Exercise task
Write out every one of the items below word for word, but leave out the pictures.

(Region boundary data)

-- Start --

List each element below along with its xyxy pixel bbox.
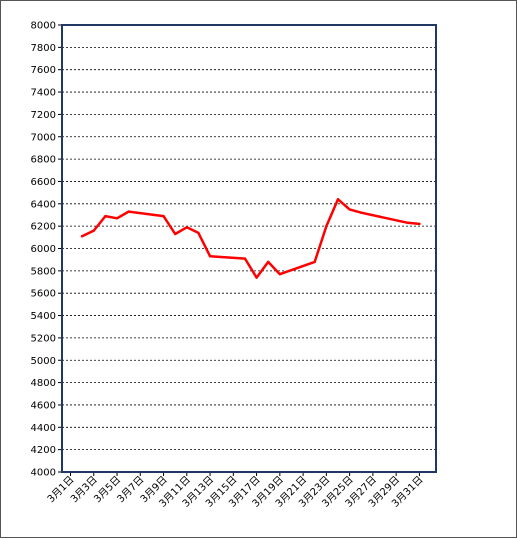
y-tick-label: 7400	[31, 88, 56, 99]
data-point	[255, 276, 258, 279]
y-tick-label: 8000	[31, 21, 56, 32]
y-tick-label: 5200	[31, 333, 56, 344]
data-point	[92, 229, 96, 232]
data-point	[104, 214, 107, 218]
data-point	[243, 257, 247, 260]
grid-lines	[62, 46, 436, 451]
y-axis-ticks: 4000 4200 4400 4600 4800 5000 5200 5400 5600 5800…	[31, 21, 62, 479]
data-point	[115, 217, 119, 220]
y-tick-label: 4400	[31, 423, 56, 434]
y-tick-label: 6000	[31, 244, 56, 255]
y-tick-label: 7000	[31, 132, 56, 143]
y-tick-label: 6800	[31, 155, 56, 166]
y-tick-label: 4000	[31, 468, 56, 479]
y-tick-label: 5800	[31, 266, 56, 277]
data-point	[127, 210, 130, 213]
plot-area-border	[61, 24, 437, 473]
data-point	[174, 232, 177, 236]
data-point	[80, 235, 84, 238]
data-point	[418, 222, 421, 226]
series-line	[80, 198, 421, 279]
data-point	[313, 260, 316, 264]
data-point	[197, 231, 200, 235]
data-point	[348, 208, 351, 211]
data-point	[185, 226, 188, 229]
y-tick-label: 7600	[31, 65, 56, 76]
data-point	[267, 260, 270, 264]
y-tick-label: 5400	[31, 311, 56, 322]
data-point	[208, 255, 212, 258]
y-tick-label: 7200	[31, 110, 56, 121]
data-point	[162, 214, 165, 218]
y-tick-label: 4600	[31, 400, 56, 411]
y-tick-label: 5600	[31, 289, 56, 300]
y-tick-label: 6600	[31, 177, 56, 188]
x-axis-ticks: 3月1日3月3日3月5日3月7日3月9日3月11日3月13日3月15日3月17日…	[45, 472, 426, 510]
y-tick-label: 6400	[31, 199, 56, 210]
data-point	[360, 211, 363, 214]
series-layer	[80, 198, 421, 279]
data-point	[278, 273, 281, 276]
y-tick-label: 5000	[31, 356, 56, 367]
y-tick-label: 7800	[31, 43, 56, 54]
y-tick-label: 6200	[31, 222, 56, 233]
data-point	[325, 224, 328, 228]
data-point	[336, 198, 340, 201]
y-tick-label: 4800	[31, 378, 56, 389]
data-point	[406, 221, 409, 224]
y-tick-label: 4200	[31, 445, 56, 456]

-- End --

Output for this exercise
List each element below along with its xyxy pixel bbox.
y-tick-label: 7400	[31, 88, 56, 99]
data-point	[255, 276, 258, 279]
y-tick-label: 8000	[31, 21, 56, 32]
y-tick-label: 5200	[31, 333, 56, 344]
data-point	[92, 229, 96, 232]
data-point	[104, 214, 107, 218]
data-point	[243, 257, 247, 260]
grid-lines	[62, 46, 436, 451]
y-axis-ticks: 4000 4200 4400 4600 4800 5000 5200 5400 5600 5800…	[31, 21, 62, 479]
data-point	[115, 217, 119, 220]
y-tick-label: 4400	[31, 423, 56, 434]
y-tick-label: 6000	[31, 244, 56, 255]
y-tick-label: 7000	[31, 132, 56, 143]
y-tick-label: 6800	[31, 155, 56, 166]
y-tick-label: 4000	[31, 468, 56, 479]
y-tick-label: 5800	[31, 266, 56, 277]
data-point	[127, 210, 130, 213]
plot-area-border	[61, 24, 437, 473]
data-point	[174, 232, 177, 236]
data-point	[80, 235, 84, 238]
data-point	[418, 222, 421, 226]
series-line	[80, 198, 421, 279]
data-point	[313, 260, 316, 264]
data-point	[197, 231, 200, 235]
data-point	[348, 208, 351, 211]
data-point	[185, 226, 188, 229]
y-tick-label: 7600	[31, 65, 56, 76]
data-point	[267, 260, 270, 264]
y-tick-label: 5400	[31, 311, 56, 322]
data-point	[208, 255, 212, 258]
y-tick-label: 7200	[31, 110, 56, 121]
data-point	[162, 214, 165, 218]
y-tick-label: 4600	[31, 400, 56, 411]
y-tick-label: 5600	[31, 289, 56, 300]
y-tick-label: 6600	[31, 177, 56, 188]
x-axis-ticks: 3月1日3月3日3月5日3月7日3月9日3月11日3月13日3月15日3月17日…	[45, 472, 426, 510]
y-tick-label: 6400	[31, 199, 56, 210]
data-point	[360, 211, 363, 214]
series-layer	[80, 198, 421, 279]
data-point	[278, 273, 281, 276]
y-tick-label: 5000	[31, 356, 56, 367]
y-tick-label: 7800	[31, 43, 56, 54]
y-tick-label: 6200	[31, 222, 56, 233]
data-point	[325, 224, 328, 228]
data-point	[336, 198, 340, 201]
y-tick-label: 4800	[31, 378, 56, 389]
data-point	[406, 221, 409, 224]
y-tick-label: 4200	[31, 445, 56, 456]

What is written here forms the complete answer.